(Task brief)
Restate the complete material exactly.
════
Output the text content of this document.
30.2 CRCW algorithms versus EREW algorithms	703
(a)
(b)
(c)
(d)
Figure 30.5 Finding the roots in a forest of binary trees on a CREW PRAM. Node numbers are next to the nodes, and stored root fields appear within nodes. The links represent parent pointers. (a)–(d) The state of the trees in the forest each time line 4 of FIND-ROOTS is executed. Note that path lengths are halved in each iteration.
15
════
(Written reply)
Output the text content of this document.
30.2 CRCW algorithms versus EREW algorithms	703
(a)
(b)
(c)
(d)
Figure 30.5 Finding the roots in a forest of binary trees on a CREW PRAM. Node numbers are next to the nodes, and stored root fields appear within nodes. The links represent parent pointers. (a)–(d) The state of the trees in the forest each time line 4 of FIND-ROOTS is executed. Note that path lengths are halved in each iteration.
15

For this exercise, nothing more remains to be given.